**THE TASK:** Report how many lines in the records below contain the word "digital". Give only the number.

──────── LISTED ENTRIES

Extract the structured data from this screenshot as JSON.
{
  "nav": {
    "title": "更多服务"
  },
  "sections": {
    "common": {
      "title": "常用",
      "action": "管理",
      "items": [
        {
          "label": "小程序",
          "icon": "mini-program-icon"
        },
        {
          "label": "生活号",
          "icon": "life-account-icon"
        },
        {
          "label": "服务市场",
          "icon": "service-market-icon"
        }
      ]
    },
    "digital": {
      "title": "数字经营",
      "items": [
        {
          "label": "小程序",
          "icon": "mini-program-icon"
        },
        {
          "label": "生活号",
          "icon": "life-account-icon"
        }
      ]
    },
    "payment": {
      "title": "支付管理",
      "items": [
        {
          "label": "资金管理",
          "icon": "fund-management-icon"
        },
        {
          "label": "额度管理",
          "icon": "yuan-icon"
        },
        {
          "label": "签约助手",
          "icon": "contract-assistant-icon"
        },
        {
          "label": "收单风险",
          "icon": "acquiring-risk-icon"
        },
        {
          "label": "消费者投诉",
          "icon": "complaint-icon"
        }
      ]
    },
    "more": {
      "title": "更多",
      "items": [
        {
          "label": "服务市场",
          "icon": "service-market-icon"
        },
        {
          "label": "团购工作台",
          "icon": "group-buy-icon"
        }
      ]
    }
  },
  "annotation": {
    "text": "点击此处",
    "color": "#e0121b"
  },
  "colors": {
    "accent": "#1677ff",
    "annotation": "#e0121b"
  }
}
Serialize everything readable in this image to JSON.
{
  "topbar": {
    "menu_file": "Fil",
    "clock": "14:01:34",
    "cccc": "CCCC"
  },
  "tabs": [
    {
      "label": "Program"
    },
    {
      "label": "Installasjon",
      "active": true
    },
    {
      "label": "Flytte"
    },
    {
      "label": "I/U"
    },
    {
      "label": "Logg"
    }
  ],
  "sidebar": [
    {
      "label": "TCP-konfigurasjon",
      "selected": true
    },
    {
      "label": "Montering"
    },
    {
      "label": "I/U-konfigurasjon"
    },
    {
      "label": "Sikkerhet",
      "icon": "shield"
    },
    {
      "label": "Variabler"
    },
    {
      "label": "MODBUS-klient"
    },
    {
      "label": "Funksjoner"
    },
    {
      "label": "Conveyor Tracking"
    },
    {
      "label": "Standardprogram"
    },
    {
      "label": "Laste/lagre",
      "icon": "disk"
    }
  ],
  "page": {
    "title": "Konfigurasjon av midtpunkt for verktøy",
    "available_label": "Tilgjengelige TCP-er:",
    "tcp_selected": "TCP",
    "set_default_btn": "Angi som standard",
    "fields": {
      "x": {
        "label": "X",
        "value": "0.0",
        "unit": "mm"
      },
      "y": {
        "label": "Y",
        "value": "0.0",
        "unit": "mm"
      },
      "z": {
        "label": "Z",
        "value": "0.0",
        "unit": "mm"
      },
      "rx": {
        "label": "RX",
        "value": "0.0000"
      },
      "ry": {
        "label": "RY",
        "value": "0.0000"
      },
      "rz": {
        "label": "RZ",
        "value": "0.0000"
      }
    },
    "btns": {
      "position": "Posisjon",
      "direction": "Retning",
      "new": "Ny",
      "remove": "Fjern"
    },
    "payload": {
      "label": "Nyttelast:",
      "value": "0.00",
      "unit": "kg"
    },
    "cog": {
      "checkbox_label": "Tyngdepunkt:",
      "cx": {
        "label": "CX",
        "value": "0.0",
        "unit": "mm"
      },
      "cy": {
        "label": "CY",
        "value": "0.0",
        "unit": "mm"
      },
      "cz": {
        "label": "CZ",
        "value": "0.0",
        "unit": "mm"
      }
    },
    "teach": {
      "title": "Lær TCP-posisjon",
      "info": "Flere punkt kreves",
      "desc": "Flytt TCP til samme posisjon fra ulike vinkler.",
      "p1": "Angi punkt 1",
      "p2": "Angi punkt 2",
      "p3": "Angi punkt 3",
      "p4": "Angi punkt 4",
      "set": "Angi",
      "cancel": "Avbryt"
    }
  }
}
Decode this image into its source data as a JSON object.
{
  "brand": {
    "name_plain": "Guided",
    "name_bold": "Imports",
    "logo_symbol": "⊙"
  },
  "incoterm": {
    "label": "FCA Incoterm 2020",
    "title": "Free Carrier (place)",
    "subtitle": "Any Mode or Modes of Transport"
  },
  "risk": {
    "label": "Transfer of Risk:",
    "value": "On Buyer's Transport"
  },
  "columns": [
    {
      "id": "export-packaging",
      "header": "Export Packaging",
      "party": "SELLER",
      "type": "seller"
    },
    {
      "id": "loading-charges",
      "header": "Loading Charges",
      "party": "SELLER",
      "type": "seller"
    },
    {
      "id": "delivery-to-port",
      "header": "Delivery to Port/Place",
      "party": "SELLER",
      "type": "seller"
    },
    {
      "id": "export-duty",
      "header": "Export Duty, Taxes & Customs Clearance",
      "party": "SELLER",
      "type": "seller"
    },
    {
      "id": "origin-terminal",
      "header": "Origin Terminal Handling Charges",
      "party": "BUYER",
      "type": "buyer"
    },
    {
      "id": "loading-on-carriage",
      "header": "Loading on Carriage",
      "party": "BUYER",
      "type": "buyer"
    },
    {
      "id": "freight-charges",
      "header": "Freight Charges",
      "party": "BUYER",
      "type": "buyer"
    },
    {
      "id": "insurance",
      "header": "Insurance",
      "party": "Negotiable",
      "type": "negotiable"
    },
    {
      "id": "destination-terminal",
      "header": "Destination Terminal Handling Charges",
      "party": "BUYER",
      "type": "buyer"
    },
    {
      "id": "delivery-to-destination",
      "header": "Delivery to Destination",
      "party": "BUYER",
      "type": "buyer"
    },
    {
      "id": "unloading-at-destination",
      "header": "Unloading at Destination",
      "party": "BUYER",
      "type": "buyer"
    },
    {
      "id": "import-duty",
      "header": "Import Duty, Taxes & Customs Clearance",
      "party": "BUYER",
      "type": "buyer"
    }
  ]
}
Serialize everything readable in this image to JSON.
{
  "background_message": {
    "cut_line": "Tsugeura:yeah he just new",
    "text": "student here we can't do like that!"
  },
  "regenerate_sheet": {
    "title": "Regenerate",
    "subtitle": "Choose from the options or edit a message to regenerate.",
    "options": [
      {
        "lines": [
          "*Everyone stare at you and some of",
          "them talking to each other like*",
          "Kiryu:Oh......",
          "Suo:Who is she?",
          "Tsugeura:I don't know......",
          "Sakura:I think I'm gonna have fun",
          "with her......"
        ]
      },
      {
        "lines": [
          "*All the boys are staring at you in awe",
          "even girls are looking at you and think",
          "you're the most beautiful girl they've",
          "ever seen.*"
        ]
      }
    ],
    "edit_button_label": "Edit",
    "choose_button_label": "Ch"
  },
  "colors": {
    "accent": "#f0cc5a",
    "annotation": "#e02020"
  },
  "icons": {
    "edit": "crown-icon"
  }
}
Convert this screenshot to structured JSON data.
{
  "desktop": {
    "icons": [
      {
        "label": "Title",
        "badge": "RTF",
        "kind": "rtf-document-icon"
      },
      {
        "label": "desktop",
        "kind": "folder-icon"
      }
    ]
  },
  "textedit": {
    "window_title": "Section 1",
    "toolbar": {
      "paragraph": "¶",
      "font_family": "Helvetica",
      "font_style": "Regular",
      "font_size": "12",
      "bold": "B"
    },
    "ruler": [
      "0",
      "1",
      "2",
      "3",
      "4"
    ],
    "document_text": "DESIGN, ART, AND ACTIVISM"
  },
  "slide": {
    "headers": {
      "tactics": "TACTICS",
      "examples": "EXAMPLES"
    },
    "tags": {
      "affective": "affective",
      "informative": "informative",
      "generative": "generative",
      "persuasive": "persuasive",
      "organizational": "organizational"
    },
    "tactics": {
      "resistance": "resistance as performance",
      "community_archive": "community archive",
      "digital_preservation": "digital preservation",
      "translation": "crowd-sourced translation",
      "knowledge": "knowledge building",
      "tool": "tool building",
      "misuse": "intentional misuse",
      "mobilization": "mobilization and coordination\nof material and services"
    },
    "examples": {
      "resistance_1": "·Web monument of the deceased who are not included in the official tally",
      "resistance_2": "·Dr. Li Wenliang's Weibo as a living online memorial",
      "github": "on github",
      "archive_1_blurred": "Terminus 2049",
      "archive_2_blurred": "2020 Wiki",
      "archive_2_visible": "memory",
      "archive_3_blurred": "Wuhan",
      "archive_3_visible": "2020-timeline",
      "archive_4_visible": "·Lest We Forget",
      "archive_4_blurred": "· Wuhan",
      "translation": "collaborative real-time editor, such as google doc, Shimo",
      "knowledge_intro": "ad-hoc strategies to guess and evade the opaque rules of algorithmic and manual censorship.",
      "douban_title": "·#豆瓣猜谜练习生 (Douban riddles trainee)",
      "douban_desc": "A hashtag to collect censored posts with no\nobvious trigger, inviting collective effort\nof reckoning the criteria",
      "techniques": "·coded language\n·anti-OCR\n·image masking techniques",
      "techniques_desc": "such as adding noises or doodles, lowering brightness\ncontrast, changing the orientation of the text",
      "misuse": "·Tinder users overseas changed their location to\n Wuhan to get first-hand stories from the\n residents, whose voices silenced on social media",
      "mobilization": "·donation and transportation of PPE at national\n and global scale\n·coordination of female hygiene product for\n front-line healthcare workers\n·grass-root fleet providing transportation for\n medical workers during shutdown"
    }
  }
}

────────────────

**EXERCISE ANSWER:** 2